Il testo di legge presentato propone di estendere la durata legale di conformità (ossia anche la garanzia) a 3 anni dal 2014; a 5 anni dal 2016 contro i 2 attuali. Le associazioni consultate il mese scorso per la redazione della proposta di legge vorrebbero portare la durata finale a 10 anni ma come ha spiegato Jean-Vincent Placé uno degli autori del testo di legge:

Vogliamo trovare un compromesso. la maggior parte dei prodotti sarebbero destinati a durare 5 anni e dunque i fabbricanti non dovrebbero essere particolarmente penalizzati e anzi potrebbe essere una forma di concorrenza. Ad esempio la Kia ha fatto della sua garanzia di 7 anni un sostanzioso argomento di marketing. La legge propone anche la possibilità che i pezzi di ricambio indispensabili alla riparazione di un prodotto siano detassati per 10 anni così da sostenere le riparazioni. Spiega ancora Placé:

L’incentivo consiste nel prendere pezzi di ricambio che non siano tassati sopratutto per quegli oggetti usati collettivamente e se la riparazione non è possibile si può pensare a prodotti riparati dello stesso tipo. La sfida nella discussione al Senato che si terrà il prossimo 23 aprile sarà certamente sostenere il minor sfruttamento delle risorse e la minor produzione di rifiuti ma anche convincere i produttori a guardare al mercato dei ricambi e delle riparazioni.

*CONTENUTO DEL DATASET*
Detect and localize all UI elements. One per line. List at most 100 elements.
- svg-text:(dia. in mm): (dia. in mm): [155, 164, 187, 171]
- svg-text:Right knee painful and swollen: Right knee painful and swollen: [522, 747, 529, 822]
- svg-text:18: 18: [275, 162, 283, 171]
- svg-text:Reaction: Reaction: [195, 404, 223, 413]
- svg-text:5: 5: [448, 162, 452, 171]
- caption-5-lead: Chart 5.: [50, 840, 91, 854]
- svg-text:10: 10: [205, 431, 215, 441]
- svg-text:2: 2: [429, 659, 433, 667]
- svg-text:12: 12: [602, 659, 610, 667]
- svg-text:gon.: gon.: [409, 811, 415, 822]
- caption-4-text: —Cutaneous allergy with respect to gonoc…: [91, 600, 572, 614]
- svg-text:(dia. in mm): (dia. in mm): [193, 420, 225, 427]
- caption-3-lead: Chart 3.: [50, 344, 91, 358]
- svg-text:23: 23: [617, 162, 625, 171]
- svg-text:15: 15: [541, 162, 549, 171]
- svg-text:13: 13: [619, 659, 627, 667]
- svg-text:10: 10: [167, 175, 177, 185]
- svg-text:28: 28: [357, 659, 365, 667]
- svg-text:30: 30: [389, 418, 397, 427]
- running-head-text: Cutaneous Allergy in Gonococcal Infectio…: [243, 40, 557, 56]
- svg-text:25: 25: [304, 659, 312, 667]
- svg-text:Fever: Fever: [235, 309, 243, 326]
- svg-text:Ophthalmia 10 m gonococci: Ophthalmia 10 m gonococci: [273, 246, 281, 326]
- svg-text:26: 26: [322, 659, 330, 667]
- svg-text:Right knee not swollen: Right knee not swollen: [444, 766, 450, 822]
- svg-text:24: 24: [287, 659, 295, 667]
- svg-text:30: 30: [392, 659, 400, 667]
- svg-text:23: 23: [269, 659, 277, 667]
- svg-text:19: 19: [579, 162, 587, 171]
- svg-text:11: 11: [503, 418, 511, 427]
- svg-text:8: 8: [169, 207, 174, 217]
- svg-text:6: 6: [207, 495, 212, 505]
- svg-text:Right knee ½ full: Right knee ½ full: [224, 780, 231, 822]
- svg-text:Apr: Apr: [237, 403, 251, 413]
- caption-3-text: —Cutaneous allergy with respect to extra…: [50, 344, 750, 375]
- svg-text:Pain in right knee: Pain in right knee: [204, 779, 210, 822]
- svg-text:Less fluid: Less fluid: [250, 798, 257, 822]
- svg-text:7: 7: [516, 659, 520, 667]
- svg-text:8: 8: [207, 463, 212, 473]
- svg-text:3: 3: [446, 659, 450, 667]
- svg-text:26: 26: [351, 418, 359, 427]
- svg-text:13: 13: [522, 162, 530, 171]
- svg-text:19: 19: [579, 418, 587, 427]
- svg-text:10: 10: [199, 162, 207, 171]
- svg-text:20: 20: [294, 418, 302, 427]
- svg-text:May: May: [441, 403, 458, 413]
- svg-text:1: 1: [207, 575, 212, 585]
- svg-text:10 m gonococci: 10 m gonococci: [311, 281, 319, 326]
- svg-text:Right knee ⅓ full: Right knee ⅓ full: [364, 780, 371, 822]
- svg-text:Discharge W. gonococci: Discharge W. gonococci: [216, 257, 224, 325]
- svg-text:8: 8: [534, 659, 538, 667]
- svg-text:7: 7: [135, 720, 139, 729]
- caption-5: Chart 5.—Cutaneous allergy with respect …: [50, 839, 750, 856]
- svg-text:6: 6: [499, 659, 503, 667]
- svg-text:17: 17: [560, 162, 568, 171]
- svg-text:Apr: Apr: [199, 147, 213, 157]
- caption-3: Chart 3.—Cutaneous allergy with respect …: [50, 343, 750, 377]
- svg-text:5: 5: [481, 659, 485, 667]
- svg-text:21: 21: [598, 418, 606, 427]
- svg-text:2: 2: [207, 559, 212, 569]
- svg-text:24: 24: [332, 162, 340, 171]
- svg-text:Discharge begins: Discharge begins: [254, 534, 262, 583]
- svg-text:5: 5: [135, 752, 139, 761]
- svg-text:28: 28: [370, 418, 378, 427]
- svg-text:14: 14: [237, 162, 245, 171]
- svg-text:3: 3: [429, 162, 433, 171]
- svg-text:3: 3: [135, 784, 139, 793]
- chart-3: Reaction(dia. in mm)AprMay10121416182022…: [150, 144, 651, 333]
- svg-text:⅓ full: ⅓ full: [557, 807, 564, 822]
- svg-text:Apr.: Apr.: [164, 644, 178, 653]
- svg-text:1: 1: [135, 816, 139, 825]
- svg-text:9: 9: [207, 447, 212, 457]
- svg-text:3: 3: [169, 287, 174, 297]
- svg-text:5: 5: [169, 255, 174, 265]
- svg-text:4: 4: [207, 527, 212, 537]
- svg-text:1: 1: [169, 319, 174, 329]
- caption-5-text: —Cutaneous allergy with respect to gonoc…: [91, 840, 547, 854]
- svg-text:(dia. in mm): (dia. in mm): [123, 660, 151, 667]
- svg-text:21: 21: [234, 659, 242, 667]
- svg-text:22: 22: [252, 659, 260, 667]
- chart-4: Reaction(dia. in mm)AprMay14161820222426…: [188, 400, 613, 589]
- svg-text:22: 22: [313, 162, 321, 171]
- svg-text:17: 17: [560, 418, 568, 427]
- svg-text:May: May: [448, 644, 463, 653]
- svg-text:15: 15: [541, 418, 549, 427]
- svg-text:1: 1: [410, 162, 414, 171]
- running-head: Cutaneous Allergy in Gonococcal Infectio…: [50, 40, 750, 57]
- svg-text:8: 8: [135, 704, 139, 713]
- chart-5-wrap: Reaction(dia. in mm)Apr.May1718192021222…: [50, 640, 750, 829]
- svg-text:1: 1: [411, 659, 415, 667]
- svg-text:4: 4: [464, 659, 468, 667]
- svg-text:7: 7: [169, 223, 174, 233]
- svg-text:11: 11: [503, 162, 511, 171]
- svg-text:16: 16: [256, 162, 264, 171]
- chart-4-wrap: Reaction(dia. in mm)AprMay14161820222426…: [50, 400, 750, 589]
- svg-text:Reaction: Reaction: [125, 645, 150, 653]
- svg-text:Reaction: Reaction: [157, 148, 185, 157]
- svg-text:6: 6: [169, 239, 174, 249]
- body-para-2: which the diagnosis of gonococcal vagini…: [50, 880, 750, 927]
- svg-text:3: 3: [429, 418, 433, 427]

*OBIETTIVO ESERCIZIO*
Elenca, dalla più breve alla più lunga, tutte le diverse durate espresse in anni che compaiono nell'estratto della pagina.

*RISPOSTA*
2 anni, 3 anni, 5 anni, 7 anni, 10 anni.